Below are some records. Copy every line in them that holds "chevron".

▬▬▬

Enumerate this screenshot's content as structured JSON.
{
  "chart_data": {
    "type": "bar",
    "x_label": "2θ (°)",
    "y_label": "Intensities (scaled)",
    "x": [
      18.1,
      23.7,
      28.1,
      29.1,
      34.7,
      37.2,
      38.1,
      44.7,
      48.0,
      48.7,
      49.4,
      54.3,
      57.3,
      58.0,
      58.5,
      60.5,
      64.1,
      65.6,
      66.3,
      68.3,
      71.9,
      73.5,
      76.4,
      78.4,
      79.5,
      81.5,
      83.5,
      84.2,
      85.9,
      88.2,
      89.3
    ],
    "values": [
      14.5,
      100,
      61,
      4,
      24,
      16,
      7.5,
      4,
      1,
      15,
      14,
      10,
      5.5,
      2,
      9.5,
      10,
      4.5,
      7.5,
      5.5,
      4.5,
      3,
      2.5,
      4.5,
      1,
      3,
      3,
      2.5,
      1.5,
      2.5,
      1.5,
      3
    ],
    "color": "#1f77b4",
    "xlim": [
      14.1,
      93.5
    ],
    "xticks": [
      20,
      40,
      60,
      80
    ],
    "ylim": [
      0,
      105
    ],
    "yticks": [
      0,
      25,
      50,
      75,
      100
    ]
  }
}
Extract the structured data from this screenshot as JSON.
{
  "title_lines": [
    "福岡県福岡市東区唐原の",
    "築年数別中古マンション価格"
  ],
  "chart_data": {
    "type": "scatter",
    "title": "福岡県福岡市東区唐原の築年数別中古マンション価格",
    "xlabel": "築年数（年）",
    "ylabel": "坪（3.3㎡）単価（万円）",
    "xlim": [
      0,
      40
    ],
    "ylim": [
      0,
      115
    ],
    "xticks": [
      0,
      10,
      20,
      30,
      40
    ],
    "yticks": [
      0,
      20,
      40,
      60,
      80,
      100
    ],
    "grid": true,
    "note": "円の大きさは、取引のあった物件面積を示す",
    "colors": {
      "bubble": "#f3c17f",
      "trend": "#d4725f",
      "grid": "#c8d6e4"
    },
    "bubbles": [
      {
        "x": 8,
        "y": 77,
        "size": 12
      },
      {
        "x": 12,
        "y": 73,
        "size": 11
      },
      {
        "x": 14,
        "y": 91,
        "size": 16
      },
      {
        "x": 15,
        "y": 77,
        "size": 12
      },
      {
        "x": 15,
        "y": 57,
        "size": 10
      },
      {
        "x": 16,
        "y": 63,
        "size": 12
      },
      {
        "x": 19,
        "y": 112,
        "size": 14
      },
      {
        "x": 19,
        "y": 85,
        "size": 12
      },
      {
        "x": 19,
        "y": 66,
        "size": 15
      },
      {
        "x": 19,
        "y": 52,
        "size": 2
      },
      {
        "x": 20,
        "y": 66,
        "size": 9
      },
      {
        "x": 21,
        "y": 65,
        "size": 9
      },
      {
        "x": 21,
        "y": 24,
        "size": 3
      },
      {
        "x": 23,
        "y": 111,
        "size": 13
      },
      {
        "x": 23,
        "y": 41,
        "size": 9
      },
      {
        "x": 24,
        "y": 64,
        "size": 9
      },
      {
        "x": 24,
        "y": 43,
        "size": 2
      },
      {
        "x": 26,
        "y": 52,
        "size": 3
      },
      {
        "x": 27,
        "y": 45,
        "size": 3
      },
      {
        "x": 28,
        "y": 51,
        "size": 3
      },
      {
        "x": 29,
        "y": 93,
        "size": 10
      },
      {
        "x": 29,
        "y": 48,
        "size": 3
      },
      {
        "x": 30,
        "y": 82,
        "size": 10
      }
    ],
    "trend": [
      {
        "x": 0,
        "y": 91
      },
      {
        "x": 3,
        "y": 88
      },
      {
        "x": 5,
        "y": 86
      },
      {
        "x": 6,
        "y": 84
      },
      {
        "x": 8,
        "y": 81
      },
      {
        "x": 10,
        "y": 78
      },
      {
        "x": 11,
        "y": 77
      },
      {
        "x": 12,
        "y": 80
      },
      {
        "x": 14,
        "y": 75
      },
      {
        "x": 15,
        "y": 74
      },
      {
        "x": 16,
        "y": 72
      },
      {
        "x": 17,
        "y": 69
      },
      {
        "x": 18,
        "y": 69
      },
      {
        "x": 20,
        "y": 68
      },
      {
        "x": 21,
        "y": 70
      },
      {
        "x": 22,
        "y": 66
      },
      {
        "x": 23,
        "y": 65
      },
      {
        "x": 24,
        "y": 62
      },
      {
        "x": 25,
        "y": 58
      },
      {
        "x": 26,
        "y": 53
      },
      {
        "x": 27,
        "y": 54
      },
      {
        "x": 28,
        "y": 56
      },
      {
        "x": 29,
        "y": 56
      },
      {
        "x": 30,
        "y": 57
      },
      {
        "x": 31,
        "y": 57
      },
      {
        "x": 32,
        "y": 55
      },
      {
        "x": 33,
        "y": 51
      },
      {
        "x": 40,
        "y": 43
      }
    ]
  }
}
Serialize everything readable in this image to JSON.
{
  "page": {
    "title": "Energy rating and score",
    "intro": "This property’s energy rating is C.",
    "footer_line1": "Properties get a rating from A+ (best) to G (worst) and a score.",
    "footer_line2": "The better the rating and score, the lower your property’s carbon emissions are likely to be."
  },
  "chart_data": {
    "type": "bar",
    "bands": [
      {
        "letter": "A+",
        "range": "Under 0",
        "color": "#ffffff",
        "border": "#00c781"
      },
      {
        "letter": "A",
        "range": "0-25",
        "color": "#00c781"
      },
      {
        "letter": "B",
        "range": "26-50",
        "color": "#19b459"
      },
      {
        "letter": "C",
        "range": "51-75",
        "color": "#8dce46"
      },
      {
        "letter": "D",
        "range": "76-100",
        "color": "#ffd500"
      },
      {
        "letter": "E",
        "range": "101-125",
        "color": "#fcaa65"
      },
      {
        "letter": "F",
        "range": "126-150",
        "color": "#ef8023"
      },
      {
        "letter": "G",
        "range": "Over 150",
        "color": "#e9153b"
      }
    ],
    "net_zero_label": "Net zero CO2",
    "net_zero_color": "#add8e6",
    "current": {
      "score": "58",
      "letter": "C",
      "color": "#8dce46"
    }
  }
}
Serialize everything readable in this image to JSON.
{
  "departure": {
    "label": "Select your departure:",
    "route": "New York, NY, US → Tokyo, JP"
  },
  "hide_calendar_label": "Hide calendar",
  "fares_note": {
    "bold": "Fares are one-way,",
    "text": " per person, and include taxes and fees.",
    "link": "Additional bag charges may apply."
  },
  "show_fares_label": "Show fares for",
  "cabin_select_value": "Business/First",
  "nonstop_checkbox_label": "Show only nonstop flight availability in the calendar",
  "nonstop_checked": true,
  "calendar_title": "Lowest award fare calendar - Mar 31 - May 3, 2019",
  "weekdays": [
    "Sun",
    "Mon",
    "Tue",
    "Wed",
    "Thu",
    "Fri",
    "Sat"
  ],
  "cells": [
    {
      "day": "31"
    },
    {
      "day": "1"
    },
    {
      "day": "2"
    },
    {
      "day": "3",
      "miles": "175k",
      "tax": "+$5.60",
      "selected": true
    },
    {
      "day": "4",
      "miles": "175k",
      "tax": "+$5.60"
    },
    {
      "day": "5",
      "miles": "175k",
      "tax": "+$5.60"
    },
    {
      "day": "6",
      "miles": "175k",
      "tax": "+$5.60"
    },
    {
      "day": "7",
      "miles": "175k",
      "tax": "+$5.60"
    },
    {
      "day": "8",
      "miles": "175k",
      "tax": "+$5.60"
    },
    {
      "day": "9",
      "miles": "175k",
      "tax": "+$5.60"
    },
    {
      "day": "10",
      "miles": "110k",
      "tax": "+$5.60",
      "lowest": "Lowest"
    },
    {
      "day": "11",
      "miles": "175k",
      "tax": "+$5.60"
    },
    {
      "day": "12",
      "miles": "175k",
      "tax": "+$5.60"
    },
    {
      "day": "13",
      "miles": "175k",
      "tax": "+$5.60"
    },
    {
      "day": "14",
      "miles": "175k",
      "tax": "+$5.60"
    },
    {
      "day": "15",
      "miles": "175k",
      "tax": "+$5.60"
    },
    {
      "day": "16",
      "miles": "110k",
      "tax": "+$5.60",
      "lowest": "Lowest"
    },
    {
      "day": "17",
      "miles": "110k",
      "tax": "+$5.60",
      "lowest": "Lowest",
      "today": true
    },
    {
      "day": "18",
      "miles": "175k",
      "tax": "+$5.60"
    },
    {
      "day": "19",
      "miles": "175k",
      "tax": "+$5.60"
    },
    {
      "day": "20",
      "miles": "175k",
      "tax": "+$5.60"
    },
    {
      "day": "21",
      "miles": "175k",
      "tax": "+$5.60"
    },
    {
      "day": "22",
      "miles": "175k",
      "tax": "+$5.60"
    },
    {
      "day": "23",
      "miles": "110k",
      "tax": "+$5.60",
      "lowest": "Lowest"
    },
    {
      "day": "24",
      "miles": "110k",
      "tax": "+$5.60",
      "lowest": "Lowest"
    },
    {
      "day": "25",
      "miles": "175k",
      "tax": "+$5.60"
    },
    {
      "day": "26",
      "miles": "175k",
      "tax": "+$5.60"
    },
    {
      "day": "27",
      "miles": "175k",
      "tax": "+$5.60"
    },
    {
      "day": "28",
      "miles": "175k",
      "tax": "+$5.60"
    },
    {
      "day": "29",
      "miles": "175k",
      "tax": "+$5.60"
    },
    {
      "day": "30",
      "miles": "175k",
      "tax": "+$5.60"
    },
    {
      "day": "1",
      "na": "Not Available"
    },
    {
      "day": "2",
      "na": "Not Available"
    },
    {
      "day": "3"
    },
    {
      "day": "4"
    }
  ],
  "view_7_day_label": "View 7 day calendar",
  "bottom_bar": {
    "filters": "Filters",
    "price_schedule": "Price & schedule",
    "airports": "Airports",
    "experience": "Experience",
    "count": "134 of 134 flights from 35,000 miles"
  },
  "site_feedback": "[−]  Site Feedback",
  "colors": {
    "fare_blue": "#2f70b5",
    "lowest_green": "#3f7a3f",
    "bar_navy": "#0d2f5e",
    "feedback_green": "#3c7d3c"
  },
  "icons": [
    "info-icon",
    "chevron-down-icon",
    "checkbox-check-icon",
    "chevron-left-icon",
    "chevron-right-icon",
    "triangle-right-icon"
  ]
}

▬▬▬

**ANSWER TO THE EXERCISE**
    "chevron-down-icon",
    "chevron-left-icon",
    "chevron-right-icon",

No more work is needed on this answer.